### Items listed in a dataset
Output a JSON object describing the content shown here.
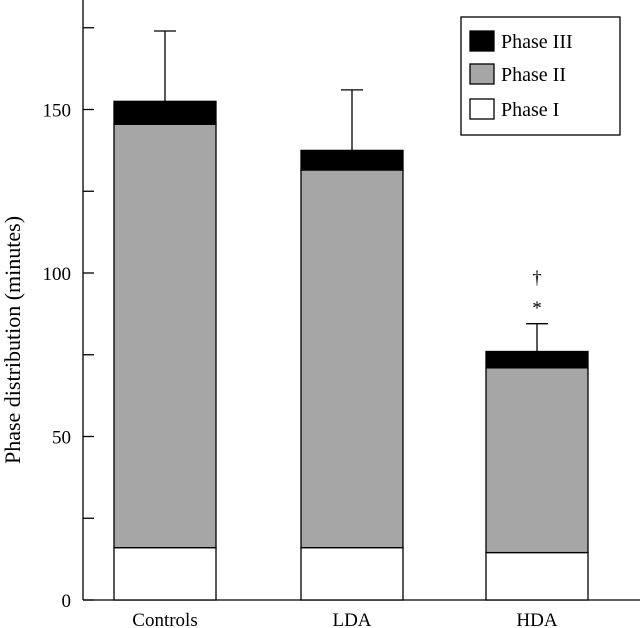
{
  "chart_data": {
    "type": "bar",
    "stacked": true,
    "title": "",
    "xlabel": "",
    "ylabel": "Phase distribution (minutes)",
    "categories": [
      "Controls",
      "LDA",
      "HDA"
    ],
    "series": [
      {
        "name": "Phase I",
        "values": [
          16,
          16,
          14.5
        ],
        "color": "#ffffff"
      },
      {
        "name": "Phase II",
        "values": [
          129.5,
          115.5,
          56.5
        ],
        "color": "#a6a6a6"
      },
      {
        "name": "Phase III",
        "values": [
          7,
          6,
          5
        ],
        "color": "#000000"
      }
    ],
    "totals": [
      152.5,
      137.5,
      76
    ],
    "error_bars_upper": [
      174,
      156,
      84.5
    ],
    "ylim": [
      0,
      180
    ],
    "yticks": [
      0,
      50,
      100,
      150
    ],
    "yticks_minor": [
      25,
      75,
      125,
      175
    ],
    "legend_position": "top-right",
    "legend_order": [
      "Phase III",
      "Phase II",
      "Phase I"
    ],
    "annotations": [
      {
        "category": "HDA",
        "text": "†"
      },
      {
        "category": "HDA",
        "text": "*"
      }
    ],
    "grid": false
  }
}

* * *

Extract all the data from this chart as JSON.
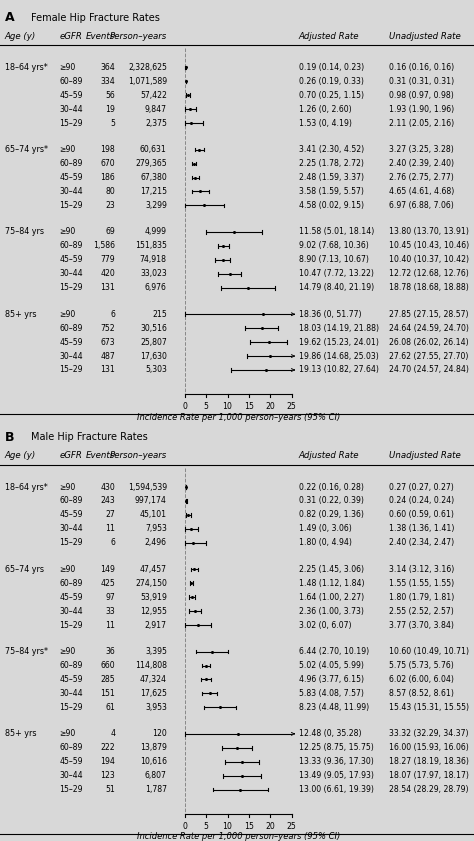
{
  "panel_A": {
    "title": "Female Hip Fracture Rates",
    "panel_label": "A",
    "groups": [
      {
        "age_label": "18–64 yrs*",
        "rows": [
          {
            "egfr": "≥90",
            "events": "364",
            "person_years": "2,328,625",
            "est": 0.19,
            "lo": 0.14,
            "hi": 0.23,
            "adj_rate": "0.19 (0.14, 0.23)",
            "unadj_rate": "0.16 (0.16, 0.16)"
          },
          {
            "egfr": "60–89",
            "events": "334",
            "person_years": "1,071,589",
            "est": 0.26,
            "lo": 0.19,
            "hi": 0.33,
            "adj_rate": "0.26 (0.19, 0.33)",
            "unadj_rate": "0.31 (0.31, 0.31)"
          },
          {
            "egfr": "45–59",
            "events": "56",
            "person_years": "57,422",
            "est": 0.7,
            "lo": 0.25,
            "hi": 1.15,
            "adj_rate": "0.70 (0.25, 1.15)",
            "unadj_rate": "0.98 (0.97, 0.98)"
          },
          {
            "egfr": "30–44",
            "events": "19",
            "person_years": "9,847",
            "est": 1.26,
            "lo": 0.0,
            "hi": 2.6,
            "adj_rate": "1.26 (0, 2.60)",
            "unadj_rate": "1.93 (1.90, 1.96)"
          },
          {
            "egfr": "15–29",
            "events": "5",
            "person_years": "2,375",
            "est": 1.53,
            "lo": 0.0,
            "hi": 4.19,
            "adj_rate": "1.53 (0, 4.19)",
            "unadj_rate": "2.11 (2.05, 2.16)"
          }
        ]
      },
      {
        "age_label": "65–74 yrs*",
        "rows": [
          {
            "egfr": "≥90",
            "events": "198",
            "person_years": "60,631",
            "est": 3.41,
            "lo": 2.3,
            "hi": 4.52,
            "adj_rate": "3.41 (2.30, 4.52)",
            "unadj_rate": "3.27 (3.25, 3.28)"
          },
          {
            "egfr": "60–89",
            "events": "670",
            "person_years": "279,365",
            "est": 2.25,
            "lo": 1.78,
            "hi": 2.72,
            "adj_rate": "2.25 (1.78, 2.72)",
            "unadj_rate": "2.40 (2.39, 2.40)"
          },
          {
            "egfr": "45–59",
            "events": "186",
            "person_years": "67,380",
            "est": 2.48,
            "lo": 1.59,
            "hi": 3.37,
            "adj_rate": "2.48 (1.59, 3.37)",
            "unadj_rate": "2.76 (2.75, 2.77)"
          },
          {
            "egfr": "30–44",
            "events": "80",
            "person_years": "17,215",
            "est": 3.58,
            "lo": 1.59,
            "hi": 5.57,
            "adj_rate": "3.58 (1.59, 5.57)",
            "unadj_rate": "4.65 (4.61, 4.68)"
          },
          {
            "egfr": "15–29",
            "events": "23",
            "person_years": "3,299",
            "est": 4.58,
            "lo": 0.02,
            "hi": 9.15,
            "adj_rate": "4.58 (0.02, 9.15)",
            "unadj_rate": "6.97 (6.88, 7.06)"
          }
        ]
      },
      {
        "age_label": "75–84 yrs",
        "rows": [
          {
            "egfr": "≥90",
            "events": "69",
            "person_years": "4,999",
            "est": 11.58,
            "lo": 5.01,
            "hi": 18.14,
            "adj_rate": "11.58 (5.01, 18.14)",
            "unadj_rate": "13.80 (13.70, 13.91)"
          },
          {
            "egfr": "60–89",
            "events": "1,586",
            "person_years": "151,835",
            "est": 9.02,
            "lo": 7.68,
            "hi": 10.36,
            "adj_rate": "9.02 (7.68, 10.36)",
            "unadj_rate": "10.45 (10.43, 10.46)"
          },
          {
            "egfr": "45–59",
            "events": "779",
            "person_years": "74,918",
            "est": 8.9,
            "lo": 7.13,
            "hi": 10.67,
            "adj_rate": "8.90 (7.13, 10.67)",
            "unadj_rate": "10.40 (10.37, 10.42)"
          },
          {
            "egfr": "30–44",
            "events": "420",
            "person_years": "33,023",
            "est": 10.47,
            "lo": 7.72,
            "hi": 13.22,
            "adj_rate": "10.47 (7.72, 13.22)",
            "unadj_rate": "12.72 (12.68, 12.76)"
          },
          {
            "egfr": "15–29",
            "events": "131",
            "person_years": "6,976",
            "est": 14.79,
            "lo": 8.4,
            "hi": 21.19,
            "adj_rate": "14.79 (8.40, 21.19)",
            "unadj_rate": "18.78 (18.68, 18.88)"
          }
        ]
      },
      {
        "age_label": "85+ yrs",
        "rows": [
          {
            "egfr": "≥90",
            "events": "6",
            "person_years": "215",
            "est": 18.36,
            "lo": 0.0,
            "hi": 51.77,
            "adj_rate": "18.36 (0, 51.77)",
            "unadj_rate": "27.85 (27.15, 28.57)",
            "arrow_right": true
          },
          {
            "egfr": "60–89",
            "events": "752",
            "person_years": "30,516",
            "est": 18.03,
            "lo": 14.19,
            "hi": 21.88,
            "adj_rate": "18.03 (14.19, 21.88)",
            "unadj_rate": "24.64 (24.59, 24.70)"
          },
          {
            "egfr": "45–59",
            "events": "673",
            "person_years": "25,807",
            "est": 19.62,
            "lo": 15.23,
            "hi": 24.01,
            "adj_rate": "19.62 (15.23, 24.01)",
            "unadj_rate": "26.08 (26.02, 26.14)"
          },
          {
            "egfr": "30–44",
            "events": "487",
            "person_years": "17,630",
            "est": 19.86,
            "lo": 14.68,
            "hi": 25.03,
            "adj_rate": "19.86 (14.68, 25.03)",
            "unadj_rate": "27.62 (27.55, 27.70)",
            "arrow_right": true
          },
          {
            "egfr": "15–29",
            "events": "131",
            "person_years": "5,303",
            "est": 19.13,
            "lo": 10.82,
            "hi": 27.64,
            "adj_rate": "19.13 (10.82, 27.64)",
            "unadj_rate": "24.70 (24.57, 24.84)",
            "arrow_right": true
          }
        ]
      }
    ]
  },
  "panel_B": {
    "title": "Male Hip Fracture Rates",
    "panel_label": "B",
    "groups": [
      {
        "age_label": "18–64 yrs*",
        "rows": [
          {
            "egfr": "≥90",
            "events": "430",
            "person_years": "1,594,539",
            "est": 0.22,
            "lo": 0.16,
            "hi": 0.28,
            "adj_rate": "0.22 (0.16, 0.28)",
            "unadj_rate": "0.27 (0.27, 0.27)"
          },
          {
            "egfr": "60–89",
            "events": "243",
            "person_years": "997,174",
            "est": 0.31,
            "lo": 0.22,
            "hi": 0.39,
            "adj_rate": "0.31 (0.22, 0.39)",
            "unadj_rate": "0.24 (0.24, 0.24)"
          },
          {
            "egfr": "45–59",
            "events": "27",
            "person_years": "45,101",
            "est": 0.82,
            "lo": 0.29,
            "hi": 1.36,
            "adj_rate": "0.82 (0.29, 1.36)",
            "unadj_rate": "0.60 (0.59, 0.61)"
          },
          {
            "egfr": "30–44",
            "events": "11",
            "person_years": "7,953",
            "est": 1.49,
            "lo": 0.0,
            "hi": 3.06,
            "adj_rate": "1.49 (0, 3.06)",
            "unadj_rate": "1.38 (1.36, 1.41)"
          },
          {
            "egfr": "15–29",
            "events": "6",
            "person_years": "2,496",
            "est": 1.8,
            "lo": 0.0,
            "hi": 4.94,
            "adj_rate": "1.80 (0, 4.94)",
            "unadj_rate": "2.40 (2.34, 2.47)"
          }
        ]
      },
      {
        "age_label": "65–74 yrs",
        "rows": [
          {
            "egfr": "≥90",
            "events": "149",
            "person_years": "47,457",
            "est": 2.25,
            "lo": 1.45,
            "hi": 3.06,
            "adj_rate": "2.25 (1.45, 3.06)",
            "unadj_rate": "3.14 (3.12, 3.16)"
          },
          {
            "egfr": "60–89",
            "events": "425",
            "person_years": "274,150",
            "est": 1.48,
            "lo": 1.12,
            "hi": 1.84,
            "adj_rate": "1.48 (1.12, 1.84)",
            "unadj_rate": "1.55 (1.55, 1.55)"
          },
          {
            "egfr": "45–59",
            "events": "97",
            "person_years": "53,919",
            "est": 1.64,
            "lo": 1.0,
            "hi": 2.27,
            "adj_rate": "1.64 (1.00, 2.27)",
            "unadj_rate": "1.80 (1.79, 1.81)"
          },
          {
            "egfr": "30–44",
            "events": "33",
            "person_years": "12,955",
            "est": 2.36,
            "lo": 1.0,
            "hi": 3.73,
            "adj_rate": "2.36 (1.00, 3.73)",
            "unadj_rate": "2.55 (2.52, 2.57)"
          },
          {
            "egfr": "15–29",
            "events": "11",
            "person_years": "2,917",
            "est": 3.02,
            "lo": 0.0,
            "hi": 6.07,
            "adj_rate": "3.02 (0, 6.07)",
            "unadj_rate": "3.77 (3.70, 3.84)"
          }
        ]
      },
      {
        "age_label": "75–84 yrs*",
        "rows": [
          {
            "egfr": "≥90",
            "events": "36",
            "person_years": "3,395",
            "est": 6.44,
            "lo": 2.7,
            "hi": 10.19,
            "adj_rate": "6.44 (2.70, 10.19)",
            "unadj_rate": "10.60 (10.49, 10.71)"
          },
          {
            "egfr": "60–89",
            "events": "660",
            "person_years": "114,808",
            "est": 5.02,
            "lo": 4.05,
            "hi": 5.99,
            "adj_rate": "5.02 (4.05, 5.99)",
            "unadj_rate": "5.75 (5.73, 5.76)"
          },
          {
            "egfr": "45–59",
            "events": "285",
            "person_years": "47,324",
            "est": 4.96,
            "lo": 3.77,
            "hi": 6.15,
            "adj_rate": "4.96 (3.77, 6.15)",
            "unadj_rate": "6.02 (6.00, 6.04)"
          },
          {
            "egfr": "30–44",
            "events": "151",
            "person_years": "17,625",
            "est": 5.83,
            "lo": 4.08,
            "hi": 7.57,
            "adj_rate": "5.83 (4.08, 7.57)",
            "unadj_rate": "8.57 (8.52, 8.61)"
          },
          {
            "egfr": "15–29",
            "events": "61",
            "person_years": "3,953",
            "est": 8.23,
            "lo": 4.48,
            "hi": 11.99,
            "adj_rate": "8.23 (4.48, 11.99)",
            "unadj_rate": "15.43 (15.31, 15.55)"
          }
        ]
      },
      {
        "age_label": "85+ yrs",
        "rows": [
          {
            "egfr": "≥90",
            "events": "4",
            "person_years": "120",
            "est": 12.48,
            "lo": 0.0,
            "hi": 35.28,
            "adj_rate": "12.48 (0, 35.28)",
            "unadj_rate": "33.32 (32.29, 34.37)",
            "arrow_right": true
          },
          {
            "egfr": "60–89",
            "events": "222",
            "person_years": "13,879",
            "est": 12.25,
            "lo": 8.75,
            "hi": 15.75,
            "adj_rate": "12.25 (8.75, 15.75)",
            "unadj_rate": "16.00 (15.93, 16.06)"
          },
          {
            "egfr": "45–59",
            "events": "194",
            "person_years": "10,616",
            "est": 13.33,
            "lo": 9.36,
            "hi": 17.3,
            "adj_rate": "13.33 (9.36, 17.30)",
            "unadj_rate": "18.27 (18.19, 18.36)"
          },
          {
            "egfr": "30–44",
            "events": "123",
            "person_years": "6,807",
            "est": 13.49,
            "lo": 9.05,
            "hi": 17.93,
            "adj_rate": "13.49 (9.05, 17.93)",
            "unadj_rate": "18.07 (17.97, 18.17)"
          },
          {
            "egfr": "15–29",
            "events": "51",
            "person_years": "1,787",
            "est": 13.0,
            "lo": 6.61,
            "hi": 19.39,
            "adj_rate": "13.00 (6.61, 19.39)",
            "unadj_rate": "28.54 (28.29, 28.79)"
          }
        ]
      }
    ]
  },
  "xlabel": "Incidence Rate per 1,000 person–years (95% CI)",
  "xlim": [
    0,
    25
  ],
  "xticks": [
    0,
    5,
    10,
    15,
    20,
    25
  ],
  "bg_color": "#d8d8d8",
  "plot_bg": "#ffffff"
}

### Problem
Make a copy of each line that contains the string "Fracture".

### The result
    "title": "Female Hip Fracture Rates",
    "title": "Male Hip Fracture Rates",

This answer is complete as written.